-------- INPUT ROWS --------
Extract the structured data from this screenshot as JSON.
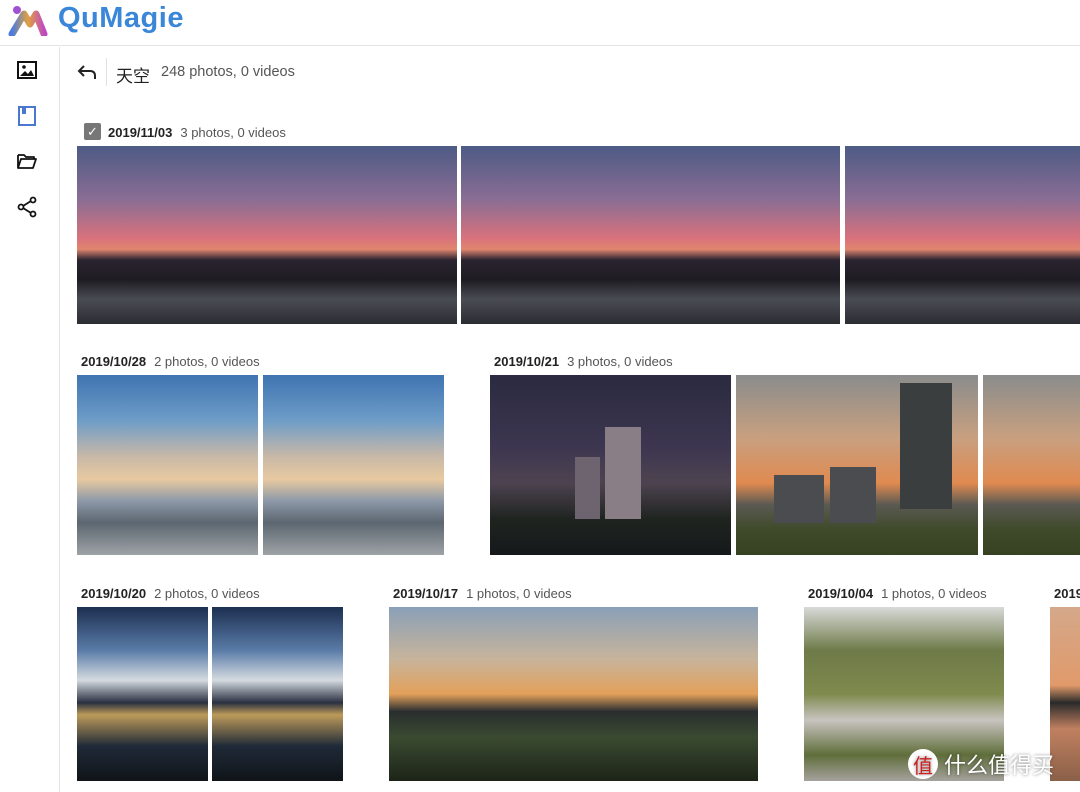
{
  "app": {
    "name": "QuMagie"
  },
  "sidebar": {
    "items": [
      {
        "name": "photos",
        "icon": "image-icon"
      },
      {
        "name": "albums",
        "icon": "album-icon"
      },
      {
        "name": "folders",
        "icon": "folder-icon"
      },
      {
        "name": "shared",
        "icon": "share-icon"
      }
    ]
  },
  "header": {
    "title": "天空",
    "count": "248 photos, 0 videos"
  },
  "groups": [
    {
      "date": "2019/11/03",
      "count": "3 photos, 0 videos",
      "selected": true
    },
    {
      "date": "2019/10/28",
      "count": "2 photos, 0 videos"
    },
    {
      "date": "2019/10/21",
      "count": "3 photos, 0 videos"
    },
    {
      "date": "2019/10/20",
      "count": "2 photos, 0 videos"
    },
    {
      "date": "2019/10/17",
      "count": "1 photos, 0 videos"
    },
    {
      "date": "2019/10/04",
      "count": "1 photos, 0 videos"
    },
    {
      "date": "2019"
    }
  ],
  "watermark": {
    "badge": "值",
    "text": "什么值得买"
  },
  "colors": {
    "brand": "#3a86d8",
    "active_icon": "#4a78d0"
  }
}
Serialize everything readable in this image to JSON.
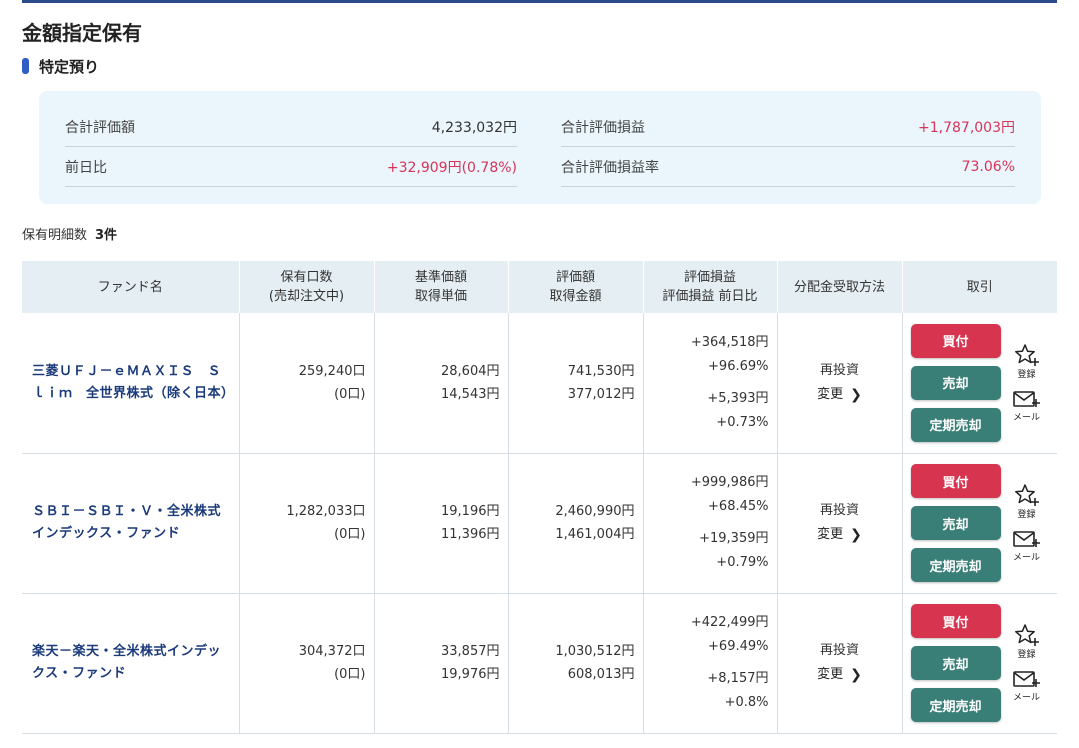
{
  "page": {
    "title": "金額指定保有"
  },
  "section": {
    "label": "特定預り"
  },
  "summary": {
    "total_value_label": "合計評価額",
    "total_value": "4,233,032円",
    "total_pl_label": "合計評価損益",
    "total_pl": "+1,787,003円",
    "day_change_label": "前日比",
    "day_change": "+32,909円(0.78%)",
    "total_pl_rate_label": "合計評価損益率",
    "total_pl_rate": "73.06%"
  },
  "count": {
    "label": "保有明細数",
    "value": "3件"
  },
  "table": {
    "headers": {
      "fund": "ファンド名",
      "units_1": "保有口数",
      "units_2": "(売却注文中)",
      "price_1": "基準価額",
      "price_2": "取得単価",
      "value_1": "評価額",
      "value_2": "取得金額",
      "pl_1": "評価損益",
      "pl_2": "評価損益 前日比",
      "dist": "分配金受取方法",
      "trade": "取引"
    },
    "rows": [
      {
        "fund_name": "三菱ＵＦＪ－ｅＭＡＸＩＳ　Ｓｌｉｍ　全世界株式（除く日本）",
        "units": "259,240口",
        "units_pending": "(0口)",
        "nav": "28,604円",
        "unit_cost": "14,543円",
        "value": "741,530円",
        "cost": "377,012円",
        "pl": "+364,518円",
        "pl_rate": "+96.69%",
        "day_pl": "+5,393円",
        "day_rate": "+0.73%",
        "dist_method": "再投資",
        "change_label": "変更",
        "buy_label": "買付",
        "sell_label": "売却",
        "periodic_sell_label": "定期売却",
        "register_label": "登録",
        "mail_label": "メール"
      },
      {
        "fund_name": "ＳＢＩ－ＳＢＩ・Ｖ・全米株式インデックス・ファンド",
        "units": "1,282,033口",
        "units_pending": "(0口)",
        "nav": "19,196円",
        "unit_cost": "11,396円",
        "value": "2,460,990円",
        "cost": "1,461,004円",
        "pl": "+999,986円",
        "pl_rate": "+68.45%",
        "day_pl": "+19,359円",
        "day_rate": "+0.79%",
        "dist_method": "再投資",
        "change_label": "変更",
        "buy_label": "買付",
        "sell_label": "売却",
        "periodic_sell_label": "定期売却",
        "register_label": "登録",
        "mail_label": "メール"
      },
      {
        "fund_name": "楽天－楽天・全米株式インデックス・ファンド",
        "units": "304,372口",
        "units_pending": "(0口)",
        "nav": "33,857円",
        "unit_cost": "19,976円",
        "value": "1,030,512円",
        "cost": "608,013円",
        "pl": "+422,499円",
        "pl_rate": "+69.49%",
        "day_pl": "+8,157円",
        "day_rate": "+0.8%",
        "dist_method": "再投資",
        "change_label": "変更",
        "buy_label": "買付",
        "sell_label": "売却",
        "periodic_sell_label": "定期売却",
        "register_label": "登録",
        "mail_label": "メール"
      }
    ]
  },
  "colors": {
    "accent_blue": "#2f5fc4",
    "positive_red": "#d6345a",
    "buy_red": "#d6344f",
    "sell_green": "#3a7f77",
    "summary_bg": "#eaf6fb",
    "header_bg": "#e5eef3",
    "fund_link": "#1a3a7a"
  },
  "icons": {
    "register": "star-plus-icon",
    "mail": "mail-plus-icon",
    "change": "chevron-right-icon"
  }
}
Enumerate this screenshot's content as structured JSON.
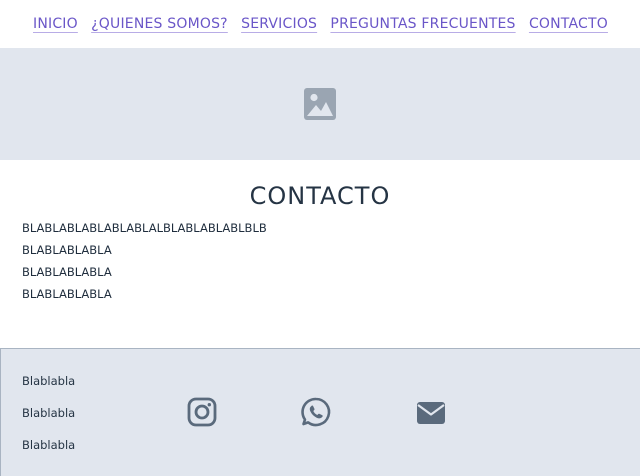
{
  "nav": {
    "items": [
      {
        "label": "INICIO"
      },
      {
        "label": "¿QUIENES SOMOS?"
      },
      {
        "label": "SERVICIOS"
      },
      {
        "label": "PREGUNTAS FRECUENTES"
      },
      {
        "label": "CONTACTO"
      }
    ]
  },
  "banner": {
    "icon": "image-placeholder-icon"
  },
  "contact": {
    "title": "CONTACTO",
    "lines": [
      "BLABLABLABLABLABLALBLABLABLABLBLB",
      "BLABLABLABLA",
      "BLABLABLABLA",
      "BLABLABLABLA"
    ]
  },
  "footer": {
    "links": [
      "Blablabla",
      "Blablabla",
      "Blablabla"
    ],
    "social": [
      "instagram-icon",
      "whatsapp-icon",
      "envelope-icon"
    ]
  },
  "colors": {
    "nav_link": "#6a56c8",
    "band_background": "#e1e6ee",
    "icon": "#5a6a7c"
  }
}
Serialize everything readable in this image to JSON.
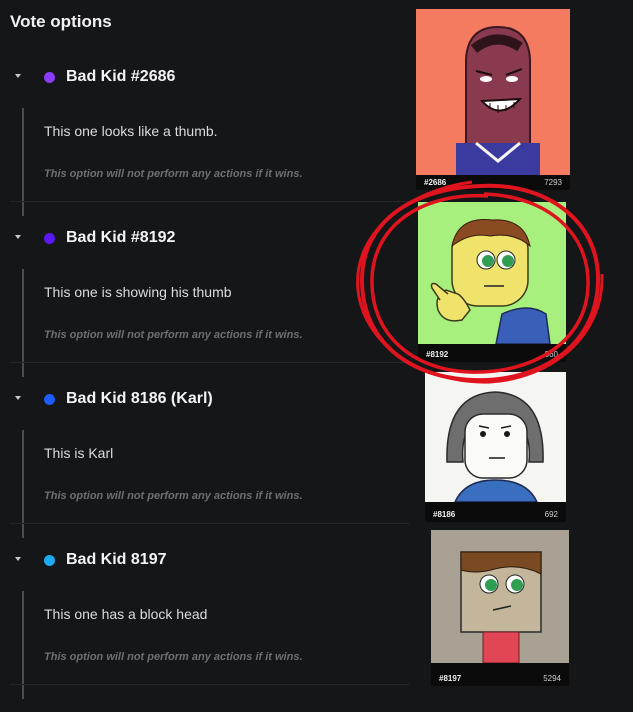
--------
Every record above must be given again exactly; drop the pictures.

» **OUTPUT BELOW**
Extract the structured data from this screenshot as JSON.
{
  "app": {
    "name": "QuMagie"
  },
  "sidebar": {
    "items": [
      {
        "name": "photos",
        "icon": "image-icon"
      },
      {
        "name": "albums",
        "icon": "album-icon"
      },
      {
        "name": "folders",
        "icon": "folder-icon"
      },
      {
        "name": "shared",
        "icon": "share-icon"
      }
    ]
  },
  "header": {
    "title": "天空",
    "count": "248 photos, 0 videos"
  },
  "groups": [
    {
      "date": "2019/11/03",
      "count": "3 photos, 0 videos",
      "selected": true
    },
    {
      "date": "2019/10/28",
      "count": "2 photos, 0 videos"
    },
    {
      "date": "2019/10/21",
      "count": "3 photos, 0 videos"
    },
    {
      "date": "2019/10/20",
      "count": "2 photos, 0 videos"
    },
    {
      "date": "2019/10/17",
      "count": "1 photos, 0 videos"
    },
    {
      "date": "2019/10/04",
      "count": "1 photos, 0 videos"
    },
    {
      "date": "2019"
    }
  ],
  "watermark": {
    "badge": "值",
    "text": "什么值得买"
  },
  "colors": {
    "brand": "#3a86d8",
    "active_icon": "#4a78d0"
  }
}
Serialize everything readable in this image to JSON.
{
  "page": {
    "title": "金額指定保有"
  },
  "section": {
    "label": "特定預り"
  },
  "summary": {
    "total_value_label": "合計評価額",
    "total_value": "4,233,032円",
    "total_pl_label": "合計評価損益",
    "total_pl": "+1,787,003円",
    "day_change_label": "前日比",
    "day_change": "+32,909円(0.78%)",
    "total_pl_rate_label": "合計評価損益率",
    "total_pl_rate": "73.06%"
  },
  "count": {
    "label": "保有明細数",
    "value": "3件"
  },
  "table": {
    "headers": {
      "fund": "ファンド名",
      "units_1": "保有口数",
      "units_2": "(売却注文中)",
      "price_1": "基準価額",
      "price_2": "取得単価",
      "value_1": "評価額",
      "value_2": "取得金額",
      "pl_1": "評価損益",
      "pl_2": "評価損益 前日比",
      "dist": "分配金受取方法",
      "trade": "取引"
    },
    "rows": [
      {
        "fund_name": "三菱ＵＦＪ－ｅＭＡＸＩＳ　Ｓｌｉｍ　全世界株式（除く日本）",
        "units": "259,240口",
        "units_pending": "(0口)",
        "nav": "28,604円",
        "unit_cost": "14,543円",
        "value": "741,530円",
        "cost": "377,012円",
        "pl": "+364,518円",
        "pl_rate": "+96.69%",
        "day_pl": "+5,393円",
        "day_rate": "+0.73%",
        "dist_method": "再投資",
        "change_label": "変更",
        "buy_label": "買付",
        "sell_label": "売却",
        "periodic_sell_label": "定期売却",
        "register_label": "登録",
        "mail_label": "メール"
      },
      {
        "fund_name": "ＳＢＩ－ＳＢＩ・Ｖ・全米株式インデックス・ファンド",
        "units": "1,282,033口",
        "units_pending": "(0口)",
        "nav": "19,196円",
        "unit_cost": "11,396円",
        "value": "2,460,990円",
        "cost": "1,461,004円",
        "pl": "+999,986円",
        "pl_rate": "+68.45%",
        "day_pl": "+19,359円",
        "day_rate": "+0.79%",
        "dist_method": "再投資",
        "change_label": "変更",
        "buy_label": "買付",
        "sell_label": "売却",
        "periodic_sell_label": "定期売却",
        "register_label": "登録",
        "mail_label": "メール"
      },
      {
        "fund_name": "楽天－楽天・全米株式インデックス・ファンド",
        "units": "304,372口",
        "units_pending": "(0口)",
        "nav": "33,857円",
        "unit_cost": "19,976円",
        "value": "1,030,512円",
        "cost": "608,013円",
        "pl": "+422,499円",
        "pl_rate": "+69.49%",
        "day_pl": "+8,157円",
        "day_rate": "+0.8%",
        "dist_method": "再投資",
        "change_label": "変更",
        "buy_label": "買付",
        "sell_label": "売却",
        "periodic_sell_label": "定期売却",
        "register_label": "登録",
        "mail_label": "メール"
      }
    ]
  },
  "colors": {
    "accent_blue": "#2f5fc4",
    "positive_red": "#d6345a",
    "buy_red": "#d6344f",
    "sell_green": "#3a7f77",
    "summary_bg": "#eaf6fb",
    "header_bg": "#e5eef3",
    "fund_link": "#1a3a7a"
  },
  "icons": {
    "register": "star-plus-icon",
    "mail": "mail-plus-icon",
    "change": "chevron-right-icon"
  }
}
Enumerate this screenshot's content as structured JSON.
{
  "nav": {
    "items": [
      {
        "label": "INICIO"
      },
      {
        "label": "¿QUIENES SOMOS?"
      },
      {
        "label": "SERVICIOS"
      },
      {
        "label": "PREGUNTAS FRECUENTES"
      },
      {
        "label": "CONTACTO"
      }
    ]
  },
  "banner": {
    "icon": "image-placeholder-icon"
  },
  "contact": {
    "title": "CONTACTO",
    "lines": [
      "BLABLABLABLABLABLALBLABLABLABLBLB",
      "BLABLABLABLA",
      "BLABLABLABLA",
      "BLABLABLABLA"
    ]
  },
  "footer": {
    "links": [
      "Blablabla",
      "Blablabla",
      "Blablabla"
    ],
    "social": [
      "instagram-icon",
      "whatsapp-icon",
      "envelope-icon"
    ]
  },
  "colors": {
    "nav_link": "#6a56c8",
    "band_background": "#e1e6ee",
    "icon": "#5a6a7c"
  }
}
Serialize everything readable in this image to JSON.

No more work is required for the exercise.